## Required work
Every line that includes the word "taking" is to be listed.

***

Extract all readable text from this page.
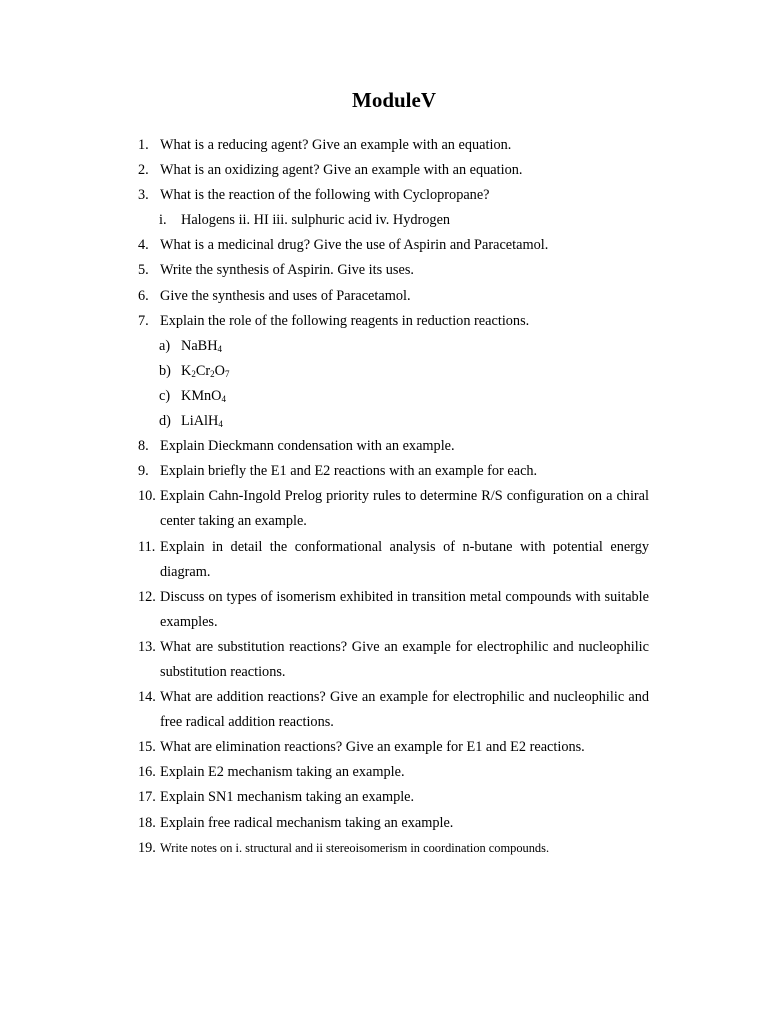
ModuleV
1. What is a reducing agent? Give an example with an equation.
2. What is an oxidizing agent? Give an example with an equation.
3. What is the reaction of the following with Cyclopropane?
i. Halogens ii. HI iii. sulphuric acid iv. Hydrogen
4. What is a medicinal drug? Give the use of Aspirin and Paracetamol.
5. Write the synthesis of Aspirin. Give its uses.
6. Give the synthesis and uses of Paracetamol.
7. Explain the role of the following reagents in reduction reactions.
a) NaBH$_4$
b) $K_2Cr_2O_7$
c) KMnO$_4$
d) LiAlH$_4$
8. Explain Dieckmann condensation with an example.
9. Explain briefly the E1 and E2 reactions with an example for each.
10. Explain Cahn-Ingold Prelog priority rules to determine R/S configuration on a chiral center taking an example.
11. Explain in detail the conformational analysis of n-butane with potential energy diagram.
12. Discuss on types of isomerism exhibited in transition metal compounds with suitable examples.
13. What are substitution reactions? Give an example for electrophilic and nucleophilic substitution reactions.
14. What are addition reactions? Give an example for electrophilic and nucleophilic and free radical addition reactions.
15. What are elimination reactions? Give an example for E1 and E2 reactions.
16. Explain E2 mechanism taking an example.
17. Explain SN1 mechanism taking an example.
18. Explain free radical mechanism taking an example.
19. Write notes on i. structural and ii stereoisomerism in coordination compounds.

***

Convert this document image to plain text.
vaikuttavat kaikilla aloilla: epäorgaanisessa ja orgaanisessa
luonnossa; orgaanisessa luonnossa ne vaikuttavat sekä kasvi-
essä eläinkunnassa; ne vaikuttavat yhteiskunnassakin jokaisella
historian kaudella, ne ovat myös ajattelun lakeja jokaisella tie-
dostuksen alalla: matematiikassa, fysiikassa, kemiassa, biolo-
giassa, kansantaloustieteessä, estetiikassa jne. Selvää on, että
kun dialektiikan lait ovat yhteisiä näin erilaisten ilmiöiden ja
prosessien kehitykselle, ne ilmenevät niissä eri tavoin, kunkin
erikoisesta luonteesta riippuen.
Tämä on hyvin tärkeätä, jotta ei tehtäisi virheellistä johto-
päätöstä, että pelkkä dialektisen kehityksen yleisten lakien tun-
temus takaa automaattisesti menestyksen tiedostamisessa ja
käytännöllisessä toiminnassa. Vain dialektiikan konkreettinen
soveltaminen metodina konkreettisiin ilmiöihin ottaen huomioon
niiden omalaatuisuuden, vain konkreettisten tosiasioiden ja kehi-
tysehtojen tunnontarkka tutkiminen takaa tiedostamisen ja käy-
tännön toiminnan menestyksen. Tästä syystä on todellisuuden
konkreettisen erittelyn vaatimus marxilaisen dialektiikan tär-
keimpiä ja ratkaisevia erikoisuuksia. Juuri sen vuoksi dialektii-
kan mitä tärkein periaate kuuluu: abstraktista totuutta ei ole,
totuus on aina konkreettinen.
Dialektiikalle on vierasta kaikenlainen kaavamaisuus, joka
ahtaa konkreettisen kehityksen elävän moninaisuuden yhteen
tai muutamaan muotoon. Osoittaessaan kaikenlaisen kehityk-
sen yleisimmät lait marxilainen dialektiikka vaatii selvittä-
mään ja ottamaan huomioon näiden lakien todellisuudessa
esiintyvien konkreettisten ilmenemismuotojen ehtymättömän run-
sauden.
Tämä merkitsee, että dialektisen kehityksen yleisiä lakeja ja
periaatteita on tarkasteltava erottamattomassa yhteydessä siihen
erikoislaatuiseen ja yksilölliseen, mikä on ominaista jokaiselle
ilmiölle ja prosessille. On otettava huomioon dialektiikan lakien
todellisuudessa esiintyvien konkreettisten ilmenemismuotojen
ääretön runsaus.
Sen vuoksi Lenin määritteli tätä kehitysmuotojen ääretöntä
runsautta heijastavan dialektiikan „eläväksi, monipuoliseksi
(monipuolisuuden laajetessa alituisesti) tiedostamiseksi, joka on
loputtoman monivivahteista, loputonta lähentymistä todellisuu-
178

***

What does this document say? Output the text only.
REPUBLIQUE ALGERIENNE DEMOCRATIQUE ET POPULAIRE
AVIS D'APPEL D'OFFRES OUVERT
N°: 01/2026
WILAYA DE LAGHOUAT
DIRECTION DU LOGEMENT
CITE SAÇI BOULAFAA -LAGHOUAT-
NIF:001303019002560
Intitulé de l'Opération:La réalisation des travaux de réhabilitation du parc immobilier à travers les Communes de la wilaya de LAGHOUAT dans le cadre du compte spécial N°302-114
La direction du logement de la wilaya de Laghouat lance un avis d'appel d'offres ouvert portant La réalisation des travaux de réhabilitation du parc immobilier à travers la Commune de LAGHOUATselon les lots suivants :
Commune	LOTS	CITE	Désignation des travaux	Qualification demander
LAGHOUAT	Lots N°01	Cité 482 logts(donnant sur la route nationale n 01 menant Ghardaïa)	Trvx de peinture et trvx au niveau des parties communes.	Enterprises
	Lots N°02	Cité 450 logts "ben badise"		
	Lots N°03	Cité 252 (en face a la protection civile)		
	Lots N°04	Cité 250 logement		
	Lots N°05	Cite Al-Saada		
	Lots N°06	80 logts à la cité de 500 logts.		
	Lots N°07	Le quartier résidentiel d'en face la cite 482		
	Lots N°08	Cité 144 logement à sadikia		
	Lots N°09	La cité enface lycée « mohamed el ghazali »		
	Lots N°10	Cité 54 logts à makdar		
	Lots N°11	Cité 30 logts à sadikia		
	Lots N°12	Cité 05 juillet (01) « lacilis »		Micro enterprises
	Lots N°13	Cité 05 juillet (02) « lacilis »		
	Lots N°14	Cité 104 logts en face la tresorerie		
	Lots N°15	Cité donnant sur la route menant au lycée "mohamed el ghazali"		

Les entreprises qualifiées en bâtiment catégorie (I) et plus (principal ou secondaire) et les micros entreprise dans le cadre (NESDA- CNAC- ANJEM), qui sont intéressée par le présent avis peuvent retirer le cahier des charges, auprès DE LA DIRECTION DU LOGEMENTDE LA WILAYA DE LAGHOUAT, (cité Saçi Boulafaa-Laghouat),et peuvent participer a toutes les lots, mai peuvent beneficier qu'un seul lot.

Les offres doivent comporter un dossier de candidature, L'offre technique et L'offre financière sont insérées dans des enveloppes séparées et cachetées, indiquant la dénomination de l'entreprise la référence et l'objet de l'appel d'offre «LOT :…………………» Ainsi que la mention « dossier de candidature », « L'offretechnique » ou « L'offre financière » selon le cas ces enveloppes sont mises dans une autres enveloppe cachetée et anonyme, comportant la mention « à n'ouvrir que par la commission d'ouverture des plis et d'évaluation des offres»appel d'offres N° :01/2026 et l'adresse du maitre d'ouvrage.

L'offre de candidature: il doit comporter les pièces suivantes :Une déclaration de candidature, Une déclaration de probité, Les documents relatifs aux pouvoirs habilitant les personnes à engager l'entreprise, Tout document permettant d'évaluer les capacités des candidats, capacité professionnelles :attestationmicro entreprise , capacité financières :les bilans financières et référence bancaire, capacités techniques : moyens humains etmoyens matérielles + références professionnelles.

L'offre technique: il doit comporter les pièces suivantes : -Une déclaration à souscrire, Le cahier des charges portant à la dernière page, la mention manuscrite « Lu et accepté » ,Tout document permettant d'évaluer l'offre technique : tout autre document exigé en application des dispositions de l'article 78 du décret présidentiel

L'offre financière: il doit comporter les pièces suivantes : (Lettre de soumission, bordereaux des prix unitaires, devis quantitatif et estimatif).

***

## Reply to the task
10. Explain Cahn-Ingold Prelog priority rules to determine R/S configuration on a chiral center taking an example.
16. Explain E2 mechanism taking an example.
17. Explain SN1 mechanism taking an example.
18. Explain free radical mechanism taking an example.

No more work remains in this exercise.